start

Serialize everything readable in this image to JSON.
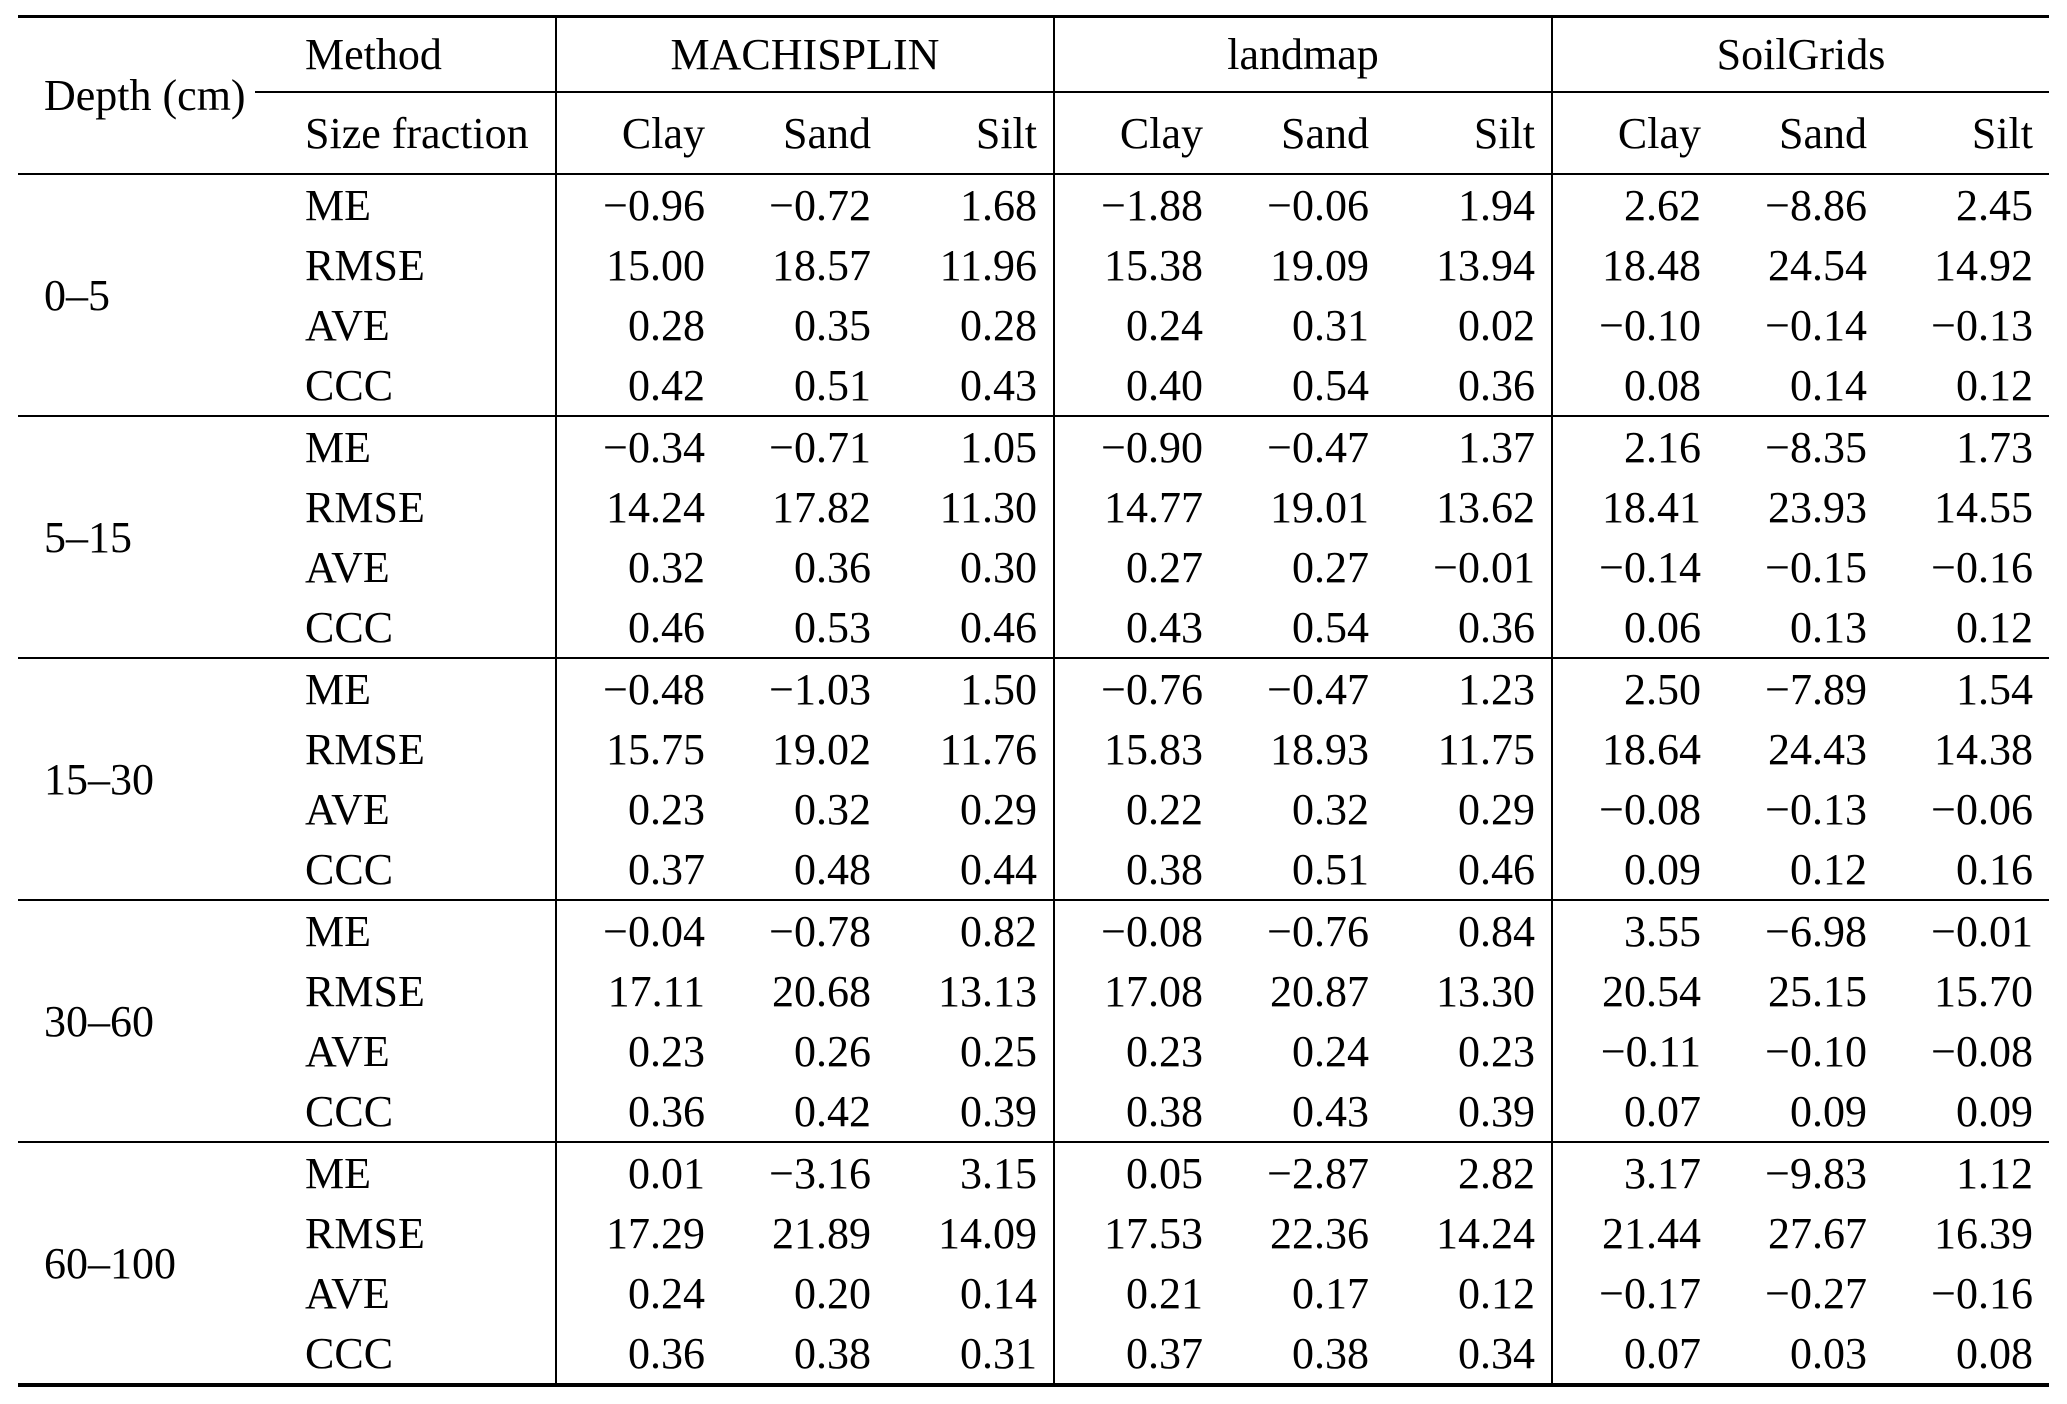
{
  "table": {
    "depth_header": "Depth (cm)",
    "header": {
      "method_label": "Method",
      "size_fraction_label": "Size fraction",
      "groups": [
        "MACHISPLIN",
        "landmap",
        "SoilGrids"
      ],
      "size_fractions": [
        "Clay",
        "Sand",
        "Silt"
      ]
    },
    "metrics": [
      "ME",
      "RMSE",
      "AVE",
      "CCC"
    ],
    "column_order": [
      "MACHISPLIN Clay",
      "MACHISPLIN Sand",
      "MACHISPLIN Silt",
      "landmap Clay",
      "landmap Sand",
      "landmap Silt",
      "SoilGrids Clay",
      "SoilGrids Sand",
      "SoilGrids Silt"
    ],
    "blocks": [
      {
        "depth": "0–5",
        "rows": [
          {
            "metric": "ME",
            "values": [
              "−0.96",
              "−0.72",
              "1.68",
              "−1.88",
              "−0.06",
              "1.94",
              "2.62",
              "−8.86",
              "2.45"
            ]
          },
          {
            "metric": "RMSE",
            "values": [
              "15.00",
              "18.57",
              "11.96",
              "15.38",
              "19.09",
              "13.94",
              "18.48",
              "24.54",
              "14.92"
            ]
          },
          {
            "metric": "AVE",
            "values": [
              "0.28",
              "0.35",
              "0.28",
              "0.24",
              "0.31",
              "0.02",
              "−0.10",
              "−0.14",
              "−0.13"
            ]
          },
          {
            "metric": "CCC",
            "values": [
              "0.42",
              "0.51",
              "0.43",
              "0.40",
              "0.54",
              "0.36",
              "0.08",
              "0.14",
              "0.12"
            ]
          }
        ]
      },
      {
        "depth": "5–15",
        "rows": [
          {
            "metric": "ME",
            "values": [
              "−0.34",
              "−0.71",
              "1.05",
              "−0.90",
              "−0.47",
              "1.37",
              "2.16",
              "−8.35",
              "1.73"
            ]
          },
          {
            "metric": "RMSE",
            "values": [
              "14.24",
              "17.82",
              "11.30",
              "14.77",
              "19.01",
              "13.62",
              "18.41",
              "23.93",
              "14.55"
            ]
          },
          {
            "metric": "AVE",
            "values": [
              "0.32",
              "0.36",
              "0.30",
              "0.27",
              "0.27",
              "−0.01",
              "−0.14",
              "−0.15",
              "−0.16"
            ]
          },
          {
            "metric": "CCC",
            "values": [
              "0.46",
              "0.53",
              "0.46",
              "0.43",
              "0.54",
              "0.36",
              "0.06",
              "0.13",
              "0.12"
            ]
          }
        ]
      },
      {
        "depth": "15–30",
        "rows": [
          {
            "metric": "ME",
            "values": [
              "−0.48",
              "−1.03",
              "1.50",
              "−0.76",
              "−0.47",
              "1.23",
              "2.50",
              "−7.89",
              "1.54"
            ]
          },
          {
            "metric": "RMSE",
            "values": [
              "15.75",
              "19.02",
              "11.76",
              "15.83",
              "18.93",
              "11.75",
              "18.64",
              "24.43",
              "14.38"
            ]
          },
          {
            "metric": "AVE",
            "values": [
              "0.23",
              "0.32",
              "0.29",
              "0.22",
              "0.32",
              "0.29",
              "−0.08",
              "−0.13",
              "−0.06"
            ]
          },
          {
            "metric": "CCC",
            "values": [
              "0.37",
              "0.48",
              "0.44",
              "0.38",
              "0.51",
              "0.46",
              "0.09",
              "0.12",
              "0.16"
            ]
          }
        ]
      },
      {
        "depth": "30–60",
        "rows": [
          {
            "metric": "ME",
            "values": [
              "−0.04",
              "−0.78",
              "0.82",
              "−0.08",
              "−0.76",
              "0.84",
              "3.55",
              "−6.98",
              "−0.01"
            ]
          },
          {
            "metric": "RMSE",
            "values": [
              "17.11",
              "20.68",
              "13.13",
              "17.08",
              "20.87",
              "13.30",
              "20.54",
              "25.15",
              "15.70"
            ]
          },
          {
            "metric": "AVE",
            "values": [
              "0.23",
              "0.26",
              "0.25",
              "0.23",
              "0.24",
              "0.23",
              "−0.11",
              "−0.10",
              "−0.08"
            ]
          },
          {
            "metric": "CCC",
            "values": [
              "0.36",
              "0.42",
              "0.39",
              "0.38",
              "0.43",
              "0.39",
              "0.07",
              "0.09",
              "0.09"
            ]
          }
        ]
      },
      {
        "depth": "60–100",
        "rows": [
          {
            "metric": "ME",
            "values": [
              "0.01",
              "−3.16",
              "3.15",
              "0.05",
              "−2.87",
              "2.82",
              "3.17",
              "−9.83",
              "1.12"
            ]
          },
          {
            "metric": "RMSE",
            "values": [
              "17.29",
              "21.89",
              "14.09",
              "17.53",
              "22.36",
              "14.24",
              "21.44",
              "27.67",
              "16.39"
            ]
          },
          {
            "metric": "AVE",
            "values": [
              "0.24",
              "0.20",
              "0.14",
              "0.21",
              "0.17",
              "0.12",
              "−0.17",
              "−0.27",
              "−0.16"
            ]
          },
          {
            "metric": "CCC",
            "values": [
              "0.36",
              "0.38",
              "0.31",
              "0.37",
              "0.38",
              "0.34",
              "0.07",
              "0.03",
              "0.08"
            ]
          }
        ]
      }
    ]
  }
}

end
start

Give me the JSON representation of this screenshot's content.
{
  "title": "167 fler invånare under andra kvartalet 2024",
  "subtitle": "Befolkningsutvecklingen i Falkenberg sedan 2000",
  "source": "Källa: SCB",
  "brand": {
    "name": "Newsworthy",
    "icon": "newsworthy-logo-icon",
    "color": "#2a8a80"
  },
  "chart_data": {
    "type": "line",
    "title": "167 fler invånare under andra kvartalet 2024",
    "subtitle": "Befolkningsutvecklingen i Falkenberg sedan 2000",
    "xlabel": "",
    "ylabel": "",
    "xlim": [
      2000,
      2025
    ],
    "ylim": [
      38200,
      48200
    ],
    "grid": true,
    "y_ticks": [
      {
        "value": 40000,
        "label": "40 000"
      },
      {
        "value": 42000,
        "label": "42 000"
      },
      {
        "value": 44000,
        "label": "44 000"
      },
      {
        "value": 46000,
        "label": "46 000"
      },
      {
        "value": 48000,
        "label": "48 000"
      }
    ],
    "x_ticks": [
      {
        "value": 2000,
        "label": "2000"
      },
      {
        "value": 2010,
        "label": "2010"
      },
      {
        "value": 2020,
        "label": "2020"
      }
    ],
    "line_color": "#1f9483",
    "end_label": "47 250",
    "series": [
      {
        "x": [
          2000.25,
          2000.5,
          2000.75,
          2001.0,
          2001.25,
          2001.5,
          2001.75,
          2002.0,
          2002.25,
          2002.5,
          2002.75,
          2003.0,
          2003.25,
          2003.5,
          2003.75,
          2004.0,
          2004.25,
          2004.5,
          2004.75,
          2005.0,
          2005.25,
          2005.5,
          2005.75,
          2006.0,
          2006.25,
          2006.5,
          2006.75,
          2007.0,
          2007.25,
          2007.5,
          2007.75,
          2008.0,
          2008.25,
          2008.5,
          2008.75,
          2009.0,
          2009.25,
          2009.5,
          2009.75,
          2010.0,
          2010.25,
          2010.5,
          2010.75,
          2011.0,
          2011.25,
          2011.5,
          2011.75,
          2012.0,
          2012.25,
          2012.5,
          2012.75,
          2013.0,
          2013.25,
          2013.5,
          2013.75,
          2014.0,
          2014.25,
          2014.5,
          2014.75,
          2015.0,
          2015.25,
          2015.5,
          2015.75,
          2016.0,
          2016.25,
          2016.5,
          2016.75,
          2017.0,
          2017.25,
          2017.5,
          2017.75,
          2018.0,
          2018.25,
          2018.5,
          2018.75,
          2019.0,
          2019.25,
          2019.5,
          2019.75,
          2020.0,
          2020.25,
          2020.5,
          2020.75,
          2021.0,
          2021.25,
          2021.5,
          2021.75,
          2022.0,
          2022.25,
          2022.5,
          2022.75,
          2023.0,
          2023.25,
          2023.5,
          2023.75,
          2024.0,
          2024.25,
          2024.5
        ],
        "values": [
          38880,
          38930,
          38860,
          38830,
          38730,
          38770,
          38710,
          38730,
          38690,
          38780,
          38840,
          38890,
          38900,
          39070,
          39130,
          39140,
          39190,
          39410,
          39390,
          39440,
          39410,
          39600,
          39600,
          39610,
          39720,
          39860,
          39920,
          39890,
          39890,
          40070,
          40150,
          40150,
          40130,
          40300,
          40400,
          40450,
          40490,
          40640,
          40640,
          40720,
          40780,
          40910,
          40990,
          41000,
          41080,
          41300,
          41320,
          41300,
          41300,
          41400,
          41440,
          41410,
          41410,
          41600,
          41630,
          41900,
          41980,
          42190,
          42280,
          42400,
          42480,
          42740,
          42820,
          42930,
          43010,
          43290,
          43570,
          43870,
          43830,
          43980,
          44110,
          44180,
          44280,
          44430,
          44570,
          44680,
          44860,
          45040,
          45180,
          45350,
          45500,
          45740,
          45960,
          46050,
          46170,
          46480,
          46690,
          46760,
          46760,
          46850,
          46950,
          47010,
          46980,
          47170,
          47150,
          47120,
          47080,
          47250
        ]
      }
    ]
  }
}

end

● Task details
Check each line above for the word "under" and copy the ones that have it.

● Task solution
  "title": "167 fler invånare under andra kvartalet 2024",
    "title": "167 fler invånare under andra kvartalet 2024",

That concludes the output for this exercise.